* EXERCISE PROMPT:
Find the string "partie" and gather every line that holds it.
------
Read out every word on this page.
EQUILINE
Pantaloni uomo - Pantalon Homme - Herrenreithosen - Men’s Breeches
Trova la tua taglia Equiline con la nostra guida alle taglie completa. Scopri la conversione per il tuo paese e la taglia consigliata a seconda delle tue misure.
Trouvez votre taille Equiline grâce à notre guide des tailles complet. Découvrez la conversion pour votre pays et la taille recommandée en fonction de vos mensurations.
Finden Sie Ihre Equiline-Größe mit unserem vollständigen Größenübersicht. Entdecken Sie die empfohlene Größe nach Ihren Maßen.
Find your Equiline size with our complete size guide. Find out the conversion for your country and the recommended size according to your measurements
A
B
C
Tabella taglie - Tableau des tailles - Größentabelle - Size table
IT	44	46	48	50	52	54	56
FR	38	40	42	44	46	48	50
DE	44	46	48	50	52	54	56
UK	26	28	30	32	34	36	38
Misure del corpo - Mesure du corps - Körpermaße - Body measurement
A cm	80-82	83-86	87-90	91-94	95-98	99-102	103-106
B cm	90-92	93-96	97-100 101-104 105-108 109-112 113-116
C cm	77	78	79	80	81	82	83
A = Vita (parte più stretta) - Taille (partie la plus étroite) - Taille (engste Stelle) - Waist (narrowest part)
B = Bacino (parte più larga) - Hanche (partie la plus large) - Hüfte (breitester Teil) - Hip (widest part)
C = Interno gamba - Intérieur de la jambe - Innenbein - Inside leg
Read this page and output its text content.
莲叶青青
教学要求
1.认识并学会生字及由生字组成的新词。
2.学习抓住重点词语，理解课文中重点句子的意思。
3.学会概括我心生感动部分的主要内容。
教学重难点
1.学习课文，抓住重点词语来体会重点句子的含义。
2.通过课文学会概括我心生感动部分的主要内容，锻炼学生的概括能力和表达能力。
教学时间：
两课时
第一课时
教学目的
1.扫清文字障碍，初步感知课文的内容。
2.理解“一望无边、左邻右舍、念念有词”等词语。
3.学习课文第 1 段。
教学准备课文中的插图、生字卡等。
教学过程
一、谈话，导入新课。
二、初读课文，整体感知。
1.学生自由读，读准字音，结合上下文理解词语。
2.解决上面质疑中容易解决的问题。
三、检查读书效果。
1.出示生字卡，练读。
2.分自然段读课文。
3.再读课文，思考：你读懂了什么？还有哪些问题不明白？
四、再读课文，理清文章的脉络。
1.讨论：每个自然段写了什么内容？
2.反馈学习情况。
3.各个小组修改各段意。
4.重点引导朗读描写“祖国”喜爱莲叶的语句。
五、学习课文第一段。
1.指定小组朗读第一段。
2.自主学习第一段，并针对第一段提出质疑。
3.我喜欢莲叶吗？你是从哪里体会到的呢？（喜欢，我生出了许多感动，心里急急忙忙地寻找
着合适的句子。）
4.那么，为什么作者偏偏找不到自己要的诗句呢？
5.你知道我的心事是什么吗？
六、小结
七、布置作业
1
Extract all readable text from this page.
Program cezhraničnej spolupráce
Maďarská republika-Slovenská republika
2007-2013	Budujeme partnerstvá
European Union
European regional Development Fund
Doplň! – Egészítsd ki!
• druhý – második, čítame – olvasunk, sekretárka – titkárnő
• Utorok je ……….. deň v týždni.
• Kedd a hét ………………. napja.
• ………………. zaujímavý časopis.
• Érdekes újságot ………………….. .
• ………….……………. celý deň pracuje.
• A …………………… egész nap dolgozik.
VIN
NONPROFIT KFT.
------
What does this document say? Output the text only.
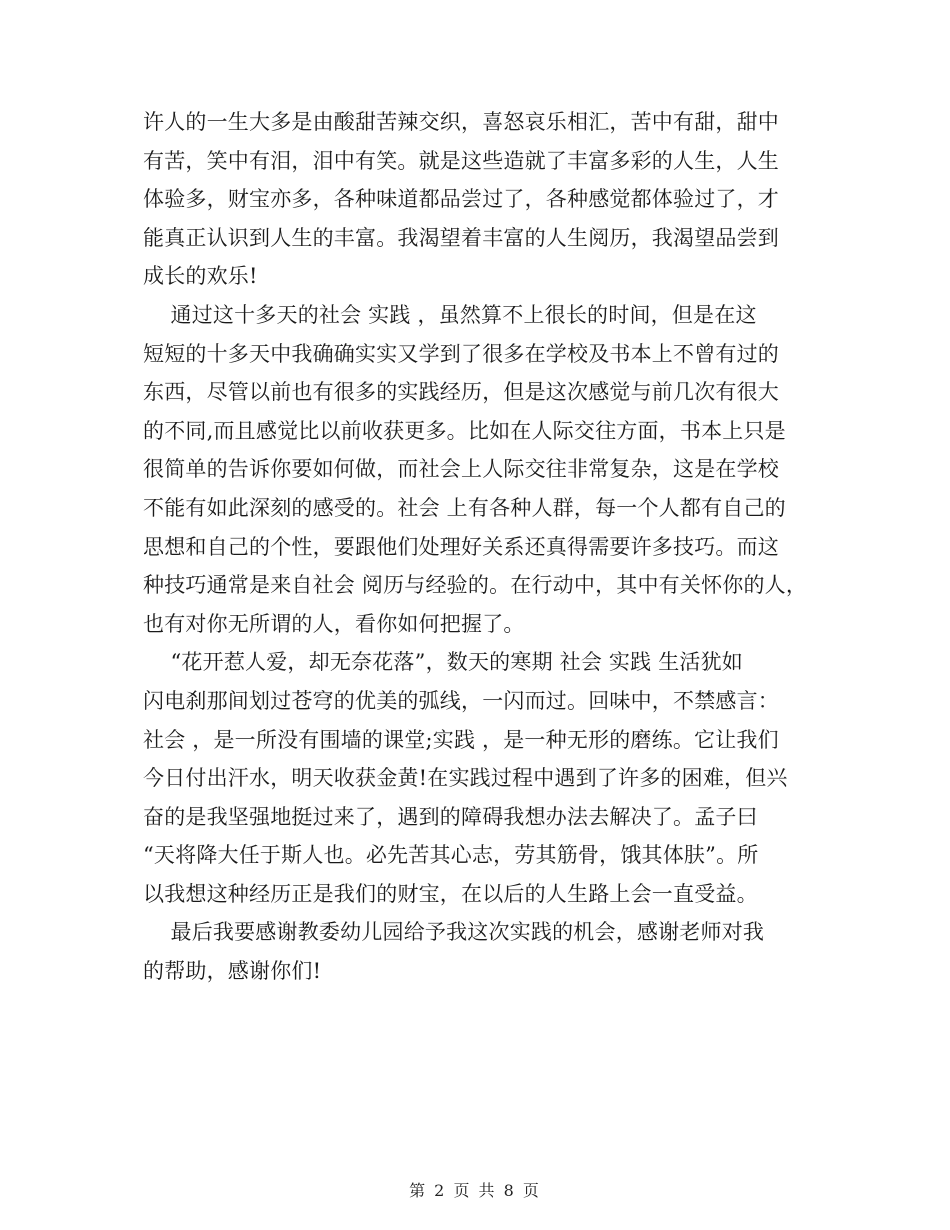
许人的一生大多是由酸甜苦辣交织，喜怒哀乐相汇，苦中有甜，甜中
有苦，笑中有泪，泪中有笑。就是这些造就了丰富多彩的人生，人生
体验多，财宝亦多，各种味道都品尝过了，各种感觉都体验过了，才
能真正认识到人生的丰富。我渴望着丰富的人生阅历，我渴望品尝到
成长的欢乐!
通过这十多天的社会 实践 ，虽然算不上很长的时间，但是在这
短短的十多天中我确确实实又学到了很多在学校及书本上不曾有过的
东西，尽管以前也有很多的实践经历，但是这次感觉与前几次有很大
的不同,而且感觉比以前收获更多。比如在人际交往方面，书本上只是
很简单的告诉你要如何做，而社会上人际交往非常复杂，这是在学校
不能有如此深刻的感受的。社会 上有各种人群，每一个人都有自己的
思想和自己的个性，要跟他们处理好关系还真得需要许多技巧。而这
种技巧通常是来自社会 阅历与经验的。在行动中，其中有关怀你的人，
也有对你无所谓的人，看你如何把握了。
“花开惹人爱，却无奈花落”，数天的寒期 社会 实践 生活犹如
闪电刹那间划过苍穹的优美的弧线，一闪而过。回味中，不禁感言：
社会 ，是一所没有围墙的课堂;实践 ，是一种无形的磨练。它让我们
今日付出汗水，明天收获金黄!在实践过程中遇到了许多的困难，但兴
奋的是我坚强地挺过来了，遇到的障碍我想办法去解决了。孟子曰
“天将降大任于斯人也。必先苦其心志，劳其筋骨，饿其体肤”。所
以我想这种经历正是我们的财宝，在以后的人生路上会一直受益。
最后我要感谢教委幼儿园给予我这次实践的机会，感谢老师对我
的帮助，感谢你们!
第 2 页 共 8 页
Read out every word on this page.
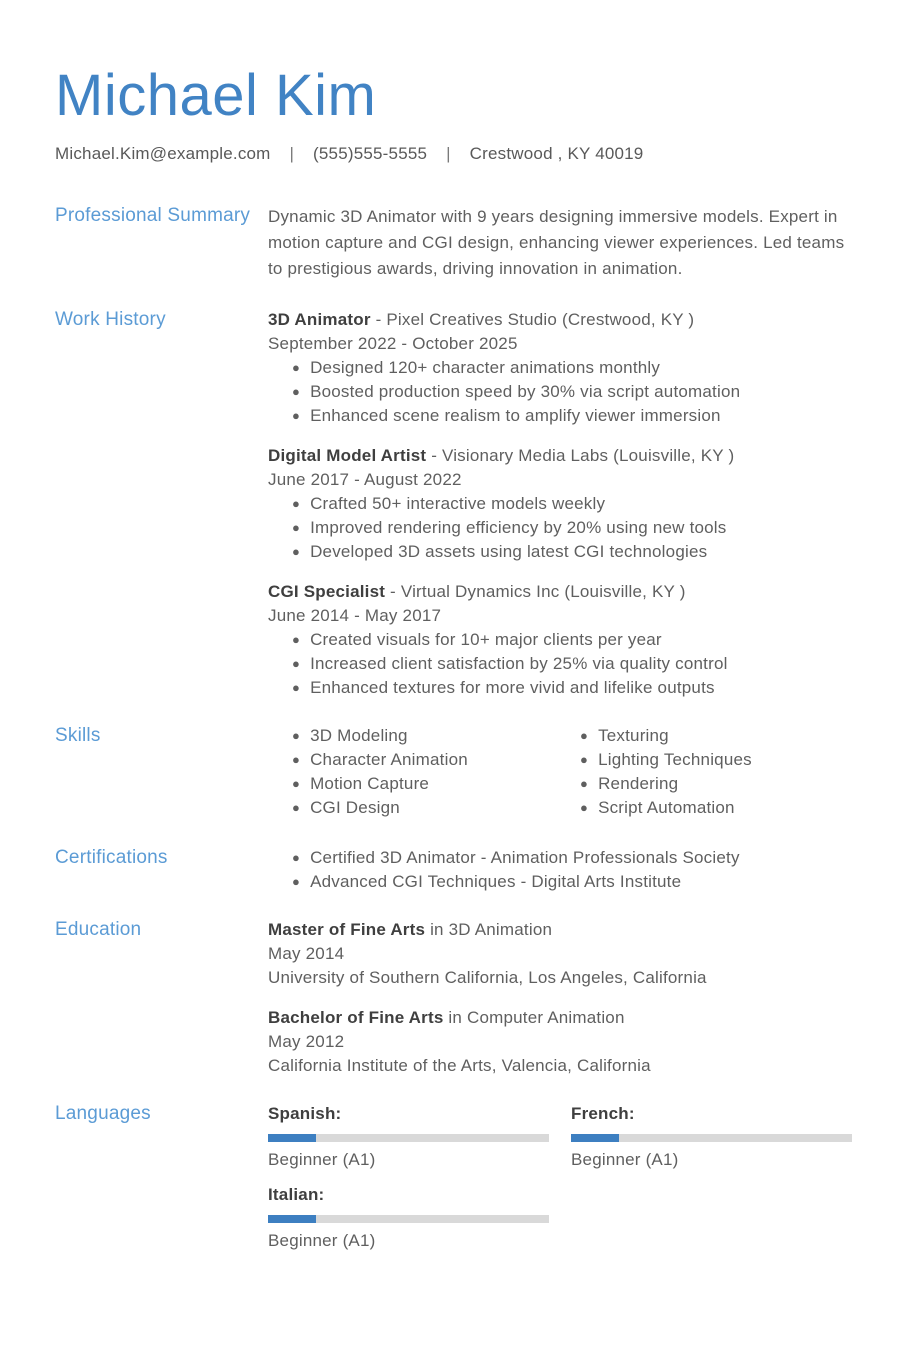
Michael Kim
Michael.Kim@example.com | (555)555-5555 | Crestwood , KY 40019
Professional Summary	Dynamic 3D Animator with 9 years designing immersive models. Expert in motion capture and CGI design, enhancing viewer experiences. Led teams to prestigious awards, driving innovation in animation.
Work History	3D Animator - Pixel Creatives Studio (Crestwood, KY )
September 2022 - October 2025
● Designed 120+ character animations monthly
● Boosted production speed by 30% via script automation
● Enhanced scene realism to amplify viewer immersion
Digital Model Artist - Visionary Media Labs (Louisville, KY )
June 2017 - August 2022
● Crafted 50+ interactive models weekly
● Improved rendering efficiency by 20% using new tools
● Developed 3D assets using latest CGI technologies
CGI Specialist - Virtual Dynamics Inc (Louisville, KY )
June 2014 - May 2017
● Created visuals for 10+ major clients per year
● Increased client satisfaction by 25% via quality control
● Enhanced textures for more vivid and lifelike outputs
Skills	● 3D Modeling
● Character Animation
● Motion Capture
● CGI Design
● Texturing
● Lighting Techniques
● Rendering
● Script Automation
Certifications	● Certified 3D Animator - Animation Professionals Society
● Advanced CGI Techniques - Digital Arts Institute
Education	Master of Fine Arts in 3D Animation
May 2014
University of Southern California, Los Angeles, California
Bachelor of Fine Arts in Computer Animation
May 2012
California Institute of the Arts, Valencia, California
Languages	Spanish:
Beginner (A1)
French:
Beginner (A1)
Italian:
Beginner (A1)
------
* REPLY:
A = Vita (parte più stretta) - Taille (partie la plus étroite) - Taille (engste Stelle) - Waist (narrowest part)
B = Bacino (parte più larga) - Hanche (partie la plus large) - Hüfte (breitester Teil) - Hip (widest part)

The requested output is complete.